◆ TEXT SHOWN:
#####

Entry Date:
February 21, 2007

Molecular Design of Drug Resistance Resistant Inhibitors


AIDS is one of the major killers in the modern world, but despite the many treatments that have been developed, the HIV virus continues to spread. One of the main problems in designing drugs to combat HIV is the potential for the virus to develop resistance via mutation. This is a problem that affects drugs targeted at many organisms and is likely to become more of a problem with increased use of drugs to target viral and bacterial infection.

We have developed a strategy to help prevent this type of resistance by designing the drug molecule to mimic the exact shape of the substrates of the protein targets. The idea being that any mutations that affect drug binding will also affect substrate binding and thus have a deleterious effect on the organism. This is termed the substrate envelope hypothesis.

To aid in the synthetis of any compunds we design, a fixed scaffold is used as the basis for the inhibitors. We chose to target HIV protease for our inhibitors as it is a widely studied system and is considered to be one of the most effective targets to slow the spread of HIV. We have chosen to use the scaffolds of two of the most potent HIV inhibitors, Amprenavir and Lopinavir

We then use a variety of commercially available compounds at the R1, R2 and R3 positions to design inhibitors with a high predicted binding affinity. However, the large number of scaffold positions combined with a large number of choices at each position and the necessity to search many conformations make this a complex problem. We use a combination of dead end elimination and the A* algorithm to analyse the many possibilities. This allows us to search a large portion of the space in a reasonable amount of time.

#####

◆ REQUIRED WORK:
- 1) Answer each question from the text on designing inhibitors that resist drug resistance.
(a) What name is given to the strategy of making the drug mimic the shape of the protein target's substrates?
(b) Which protein was chosen as the target for the inhibitors?
(c) Which two methods are combined to analyze the many possibilities?
- 2) Write a continuation of the text on designing inhibitors that resist drug resistance, starting after its final sentence.
Nothing in the records is required here.

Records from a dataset

#####

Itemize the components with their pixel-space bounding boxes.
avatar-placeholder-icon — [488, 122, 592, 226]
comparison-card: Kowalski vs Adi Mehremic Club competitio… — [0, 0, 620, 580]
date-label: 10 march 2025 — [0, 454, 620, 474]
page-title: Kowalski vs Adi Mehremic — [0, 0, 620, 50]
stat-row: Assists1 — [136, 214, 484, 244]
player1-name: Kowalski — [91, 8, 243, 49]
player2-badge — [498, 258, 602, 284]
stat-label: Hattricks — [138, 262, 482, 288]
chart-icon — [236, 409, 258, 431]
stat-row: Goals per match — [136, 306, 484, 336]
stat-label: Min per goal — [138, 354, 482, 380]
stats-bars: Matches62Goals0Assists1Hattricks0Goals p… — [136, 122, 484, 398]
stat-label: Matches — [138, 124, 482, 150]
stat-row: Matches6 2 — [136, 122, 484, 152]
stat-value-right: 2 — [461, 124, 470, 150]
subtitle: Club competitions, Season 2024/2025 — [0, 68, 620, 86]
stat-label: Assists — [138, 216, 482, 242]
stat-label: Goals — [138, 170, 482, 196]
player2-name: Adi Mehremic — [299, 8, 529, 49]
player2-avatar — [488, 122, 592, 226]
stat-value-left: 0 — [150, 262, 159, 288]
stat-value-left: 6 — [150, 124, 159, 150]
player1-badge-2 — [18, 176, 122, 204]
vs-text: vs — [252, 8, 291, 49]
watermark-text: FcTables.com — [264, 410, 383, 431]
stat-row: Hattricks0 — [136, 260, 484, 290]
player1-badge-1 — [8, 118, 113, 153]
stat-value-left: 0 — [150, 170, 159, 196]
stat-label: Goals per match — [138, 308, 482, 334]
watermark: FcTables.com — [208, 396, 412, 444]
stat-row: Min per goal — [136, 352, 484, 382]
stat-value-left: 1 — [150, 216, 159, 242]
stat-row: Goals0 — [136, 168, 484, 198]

#####

◆ SET OF ANSWERS:
- 1)
(a) The substrate envelope hypothesis.
(b) HIV protease.
(c) Dead end elimination and the A* algorithm.

- 2)
We have designed a series of compounds from the lopinavir core based on the substrate envelope hypothesis. These compounds will shortly be tested for affinity and against a panel of mutants. The results will allow us to design a second set of compounds which are larger and predicted to bind more tightly but that do not mimic the substrate structure so well. These can then be similarly tested.

We have also been working with the synthetic chemists in an attempt to optimise some highly promising compounds based on the amprenavir scaffold. The marriage of experiment and theory will hopefully yield some highly promising inhibitors.

We hope to prove the concept of the substrate envelope hypothesis by designing and making molecules that mimic the shape of the peptide substrate of HIV protease and have good activity against a variety of mutant proteases. We can then establish a simple and effective methodology for to avoiding the problems associated with drug resistance in the future. This could greatly aid future efforts in drug discovery.